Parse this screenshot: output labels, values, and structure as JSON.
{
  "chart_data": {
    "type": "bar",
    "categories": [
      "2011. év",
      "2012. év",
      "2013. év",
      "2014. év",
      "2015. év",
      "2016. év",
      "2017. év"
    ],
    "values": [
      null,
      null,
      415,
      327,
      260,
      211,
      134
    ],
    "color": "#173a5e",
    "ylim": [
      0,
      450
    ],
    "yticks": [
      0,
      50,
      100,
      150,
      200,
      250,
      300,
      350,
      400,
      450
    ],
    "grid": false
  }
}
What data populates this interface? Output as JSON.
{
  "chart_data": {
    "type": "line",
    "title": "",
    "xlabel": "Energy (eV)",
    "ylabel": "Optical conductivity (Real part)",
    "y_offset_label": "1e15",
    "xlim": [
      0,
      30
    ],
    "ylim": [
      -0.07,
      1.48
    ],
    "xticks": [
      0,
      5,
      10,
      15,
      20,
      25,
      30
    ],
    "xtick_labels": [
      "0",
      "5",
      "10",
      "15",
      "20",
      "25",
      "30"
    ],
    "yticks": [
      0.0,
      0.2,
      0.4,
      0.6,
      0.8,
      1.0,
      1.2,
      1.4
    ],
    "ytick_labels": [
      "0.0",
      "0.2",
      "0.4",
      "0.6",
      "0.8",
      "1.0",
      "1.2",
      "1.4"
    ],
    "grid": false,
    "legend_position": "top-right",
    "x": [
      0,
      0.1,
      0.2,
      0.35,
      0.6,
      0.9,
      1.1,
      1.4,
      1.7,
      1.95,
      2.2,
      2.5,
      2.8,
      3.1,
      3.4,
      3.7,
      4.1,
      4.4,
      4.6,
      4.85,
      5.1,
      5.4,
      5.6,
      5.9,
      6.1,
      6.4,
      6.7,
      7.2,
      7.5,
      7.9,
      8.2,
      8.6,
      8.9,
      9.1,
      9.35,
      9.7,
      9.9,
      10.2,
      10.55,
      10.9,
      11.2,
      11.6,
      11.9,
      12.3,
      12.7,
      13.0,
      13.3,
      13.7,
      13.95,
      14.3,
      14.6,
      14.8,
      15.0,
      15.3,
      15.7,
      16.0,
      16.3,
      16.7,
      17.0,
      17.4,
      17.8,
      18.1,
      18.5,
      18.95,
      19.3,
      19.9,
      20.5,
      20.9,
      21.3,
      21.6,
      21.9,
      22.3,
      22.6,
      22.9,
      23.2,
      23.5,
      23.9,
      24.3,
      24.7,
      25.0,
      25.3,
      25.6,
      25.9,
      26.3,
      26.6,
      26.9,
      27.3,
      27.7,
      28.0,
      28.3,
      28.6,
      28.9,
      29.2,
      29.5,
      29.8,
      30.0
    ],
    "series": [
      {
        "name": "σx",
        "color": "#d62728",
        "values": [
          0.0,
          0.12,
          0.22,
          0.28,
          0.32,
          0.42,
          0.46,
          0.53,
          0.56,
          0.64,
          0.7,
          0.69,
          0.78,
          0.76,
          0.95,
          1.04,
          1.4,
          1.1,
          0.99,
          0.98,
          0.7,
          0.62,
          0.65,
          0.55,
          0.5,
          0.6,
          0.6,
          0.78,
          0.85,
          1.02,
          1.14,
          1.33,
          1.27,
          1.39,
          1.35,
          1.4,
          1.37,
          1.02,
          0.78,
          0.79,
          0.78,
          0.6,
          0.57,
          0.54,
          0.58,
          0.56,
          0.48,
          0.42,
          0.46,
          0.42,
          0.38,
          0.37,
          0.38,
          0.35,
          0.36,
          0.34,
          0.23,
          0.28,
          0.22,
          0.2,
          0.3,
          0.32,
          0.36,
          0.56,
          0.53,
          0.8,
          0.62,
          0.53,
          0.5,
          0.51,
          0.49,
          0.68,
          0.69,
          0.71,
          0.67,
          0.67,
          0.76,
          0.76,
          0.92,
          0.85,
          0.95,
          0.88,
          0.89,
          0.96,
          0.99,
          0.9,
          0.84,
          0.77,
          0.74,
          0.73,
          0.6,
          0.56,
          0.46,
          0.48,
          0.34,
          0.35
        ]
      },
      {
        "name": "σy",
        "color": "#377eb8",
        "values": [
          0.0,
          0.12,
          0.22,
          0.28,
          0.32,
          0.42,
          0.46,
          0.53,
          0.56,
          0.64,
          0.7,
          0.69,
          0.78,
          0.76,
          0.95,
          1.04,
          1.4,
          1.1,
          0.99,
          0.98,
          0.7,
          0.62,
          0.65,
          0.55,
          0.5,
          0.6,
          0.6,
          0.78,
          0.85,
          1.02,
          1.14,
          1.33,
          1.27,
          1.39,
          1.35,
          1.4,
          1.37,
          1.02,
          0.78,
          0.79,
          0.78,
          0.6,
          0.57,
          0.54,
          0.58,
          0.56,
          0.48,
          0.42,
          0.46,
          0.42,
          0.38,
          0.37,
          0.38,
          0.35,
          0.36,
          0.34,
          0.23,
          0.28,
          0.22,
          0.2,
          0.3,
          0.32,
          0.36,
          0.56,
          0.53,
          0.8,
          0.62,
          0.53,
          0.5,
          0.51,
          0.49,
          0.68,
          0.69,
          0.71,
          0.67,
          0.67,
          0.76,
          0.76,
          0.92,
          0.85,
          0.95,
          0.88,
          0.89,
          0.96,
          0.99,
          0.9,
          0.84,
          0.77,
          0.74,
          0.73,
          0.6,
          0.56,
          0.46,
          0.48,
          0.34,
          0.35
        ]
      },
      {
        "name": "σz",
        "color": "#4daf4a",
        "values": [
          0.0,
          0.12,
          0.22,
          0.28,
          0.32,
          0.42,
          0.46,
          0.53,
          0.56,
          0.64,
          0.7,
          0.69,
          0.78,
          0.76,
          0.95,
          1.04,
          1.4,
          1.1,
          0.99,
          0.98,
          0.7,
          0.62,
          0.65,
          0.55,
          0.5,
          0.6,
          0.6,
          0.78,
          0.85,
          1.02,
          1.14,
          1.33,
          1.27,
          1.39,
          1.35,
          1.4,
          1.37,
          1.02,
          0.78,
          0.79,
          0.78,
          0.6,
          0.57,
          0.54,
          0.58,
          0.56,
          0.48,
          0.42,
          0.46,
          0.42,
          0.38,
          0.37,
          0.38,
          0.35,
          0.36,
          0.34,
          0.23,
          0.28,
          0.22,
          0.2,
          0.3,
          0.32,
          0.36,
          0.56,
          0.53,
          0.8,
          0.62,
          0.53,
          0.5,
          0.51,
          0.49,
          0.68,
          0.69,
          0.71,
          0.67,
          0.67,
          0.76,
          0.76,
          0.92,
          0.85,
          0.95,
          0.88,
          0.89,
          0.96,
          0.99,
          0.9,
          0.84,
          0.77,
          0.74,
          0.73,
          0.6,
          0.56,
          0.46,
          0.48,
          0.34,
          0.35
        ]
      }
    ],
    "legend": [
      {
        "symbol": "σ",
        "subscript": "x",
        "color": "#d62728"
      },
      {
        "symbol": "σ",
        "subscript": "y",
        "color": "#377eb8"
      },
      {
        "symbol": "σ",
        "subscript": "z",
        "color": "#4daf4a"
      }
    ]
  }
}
⁂
**WRITTEN INSTRUCTION**
Each line of the material should be duplicated exactly, please.

**THE SOLUTION**
Parse this screenshot: output labels, values, and structure as JSON.
{
  "chart_data": {
    "type": "bar",
    "categories": [
      "2011. év",
      "2012. év",
      "2013. év",
      "2014. év",
      "2015. év",
      "2016. év",
      "2017. év"
    ],
    "values": [
      null,
      null,
      415,
      327,
      260,
      211,
      134
    ],
    "color": "#173a5e",
    "ylim": [
      0,
      450
    ],
    "yticks": [
      0,
      50,
      100,
      150,
      200,
      250,
      300,
      350,
      400,
      450
    ],
    "grid": false
  }
}
What data populates this interface? Output as JSON.
{
  "chart_data": {
    "type": "line",
    "title": "",
    "xlabel": "Energy (eV)",
    "ylabel": "Optical conductivity (Real part)",
    "y_offset_label": "1e15",
    "xlim": [
      0,
      30
    ],
    "ylim": [
      -0.07,
      1.48
    ],
    "xticks": [
      0,
      5,
      10,
      15,
      20,
      25,
      30
    ],
    "xtick_labels": [
      "0",
      "5",
      "10",
      "15",
      "20",
      "25",
      "30"
    ],
    "yticks": [
      0.0,
      0.2,
      0.4,
      0.6,
      0.8,
      1.0,
      1.2,
      1.4
    ],
    "ytick_labels": [
      "0.0",
      "0.2",
      "0.4",
      "0.6",
      "0.8",
      "1.0",
      "1.2",
      "1.4"
    ],
    "grid": false,
    "legend_position": "top-right",
    "x": [
      0,
      0.1,
      0.2,
      0.35,
      0.6,
      0.9,
      1.1,
      1.4,
      1.7,
      1.95,
      2.2,
      2.5,
      2.8,
      3.1,
      3.4,
      3.7,
      4.1,
      4.4,
      4.6,
      4.85,
      5.1,
      5.4,
      5.6,
      5.9,
      6.1,
      6.4,
      6.7,
      7.2,
      7.5,
      7.9,
      8.2,
      8.6,
      8.9,
      9.1,
      9.35,
      9.7,
      9.9,
      10.2,
      10.55,
      10.9,
      11.2,
      11.6,
      11.9,
      12.3,
      12.7,
      13.0,
      13.3,
      13.7,
      13.95,
      14.3,
      14.6,
      14.8,
      15.0,
      15.3,
      15.7,
      16.0,
      16.3,
      16.7,
      17.0,
      17.4,
      17.8,
      18.1,
      18.5,
      18.95,
      19.3,
      19.9,
      20.5,
      20.9,
      21.3,
      21.6,
      21.9,
      22.3,
      22.6,
      22.9,
      23.2,
      23.5,
      23.9,
      24.3,
      24.7,
      25.0,
      25.3,
      25.6,
      25.9,
      26.3,
      26.6,
      26.9,
      27.3,
      27.7,
      28.0,
      28.3,
      28.6,
      28.9,
      29.2,
      29.5,
      29.8,
      30.0
    ],
    "series": [
      {
        "name": "σx",
        "color": "#d62728",
        "values": [
          0.0,
          0.12,
          0.22,
          0.28,
          0.32,
          0.42,
          0.46,
          0.53,
          0.56,
          0.64,
          0.7,
          0.69,
          0.78,
          0.76,
          0.95,
          1.04,
          1.4,
          1.1,
          0.99,
          0.98,
          0.7,
          0.62,
          0.65,
          0.55,
          0.5,
          0.6,
          0.6,
          0.78,
          0.85,
          1.02,
          1.14,
          1.33,
          1.27,
          1.39,
          1.35,
          1.4,
          1.37,
          1.02,
          0.78,
          0.79,
          0.78,
          0.6,
          0.57,
          0.54,
          0.58,
          0.56,
          0.48,
          0.42,
          0.46,
          0.42,
          0.38,
          0.37,
          0.38,
          0.35,
          0.36,
          0.34,
          0.23,
          0.28,
          0.22,
          0.2,
          0.3,
          0.32,
          0.36,
          0.56,
          0.53,
          0.8,
          0.62,
          0.53,
          0.5,
          0.51,
          0.49,
          0.68,
          0.69,
          0.71,
          0.67,
          0.67,
          0.76,
          0.76,
          0.92,
          0.85,
          0.95,
          0.88,
          0.89,
          0.96,
          0.99,
          0.9,
          0.84,
          0.77,
          0.74,
          0.73,
          0.6,
          0.56,
          0.46,
          0.48,
          0.34,
          0.35
        ]
      },
      {
        "name": "σy",
        "color": "#377eb8",
        "values": [
          0.0,
          0.12,
          0.22,
          0.28,
          0.32,
          0.42,
          0.46,
          0.53,
          0.56,
          0.64,
          0.7,
          0.69,
          0.78,
          0.76,
          0.95,
          1.04,
          1.4,
          1.1,
          0.99,
          0.98,
          0.7,
          0.62,
          0.65,
          0.55,
          0.5,
          0.6,
          0.6,
          0.78,
          0.85,
          1.02,
          1.14,
          1.33,
          1.27,
          1.39,
          1.35,
          1.4,
          1.37,
          1.02,
          0.78,
          0.79,
          0.78,
          0.6,
          0.57,
          0.54,
          0.58,
          0.56,
          0.48,
          0.42,
          0.46,
          0.42,
          0.38,
          0.37,
          0.38,
          0.35,
          0.36,
          0.34,
          0.23,
          0.28,
          0.22,
          0.2,
          0.3,
          0.32,
          0.36,
          0.56,
          0.53,
          0.8,
          0.62,
          0.53,
          0.5,
          0.51,
          0.49,
          0.68,
          0.69,
          0.71,
          0.67,
          0.67,
          0.76,
          0.76,
          0.92,
          0.85,
          0.95,
          0.88,
          0.89,
          0.96,
          0.99,
          0.9,
          0.84,
          0.77,
          0.74,
          0.73,
          0.6,
          0.56,
          0.46,
          0.48,
          0.34,
          0.35
        ]
      },
      {
        "name": "σz",
        "color": "#4daf4a",
        "values": [
          0.0,
          0.12,
          0.22,
          0.28,
          0.32,
          0.42,
          0.46,
          0.53,
          0.56,
          0.64,
          0.7,
          0.69,
          0.78,
          0.76,
          0.95,
          1.04,
          1.4,
          1.1,
          0.99,
          0.98,
          0.7,
          0.62,
          0.65,
          0.55,
          0.5,
          0.6,
          0.6,
          0.78,
          0.85,
          1.02,
          1.14,
          1.33,
          1.27,
          1.39,
          1.35,
          1.4,
          1.37,
          1.02,
          0.78,
          0.79,
          0.78,
          0.6,
          0.57,
          0.54,
          0.58,
          0.56,
          0.48,
          0.42,
          0.46,
          0.42,
          0.38,
          0.37,
          0.38,
          0.35,
          0.36,
          0.34,
          0.23,
          0.28,
          0.22,
          0.2,
          0.3,
          0.32,
          0.36,
          0.56,
          0.53,
          0.8,
          0.62,
          0.53,
          0.5,
          0.51,
          0.49,
          0.68,
          0.69,
          0.71,
          0.67,
          0.67,
          0.76,
          0.76,
          0.92,
          0.85,
          0.95,
          0.88,
          0.89,
          0.96,
          0.99,
          0.9,
          0.84,
          0.77,
          0.74,
          0.73,
          0.6,
          0.56,
          0.46,
          0.48,
          0.34,
          0.35
        ]
      }
    ],
    "legend": [
      {
        "symbol": "σ",
        "subscript": "x",
        "color": "#d62728"
      },
      {
        "symbol": "σ",
        "subscript": "y",
        "color": "#377eb8"
      },
      {
        "symbol": "σ",
        "subscript": "z",
        "color": "#4daf4a"
      }
    ]
  }
}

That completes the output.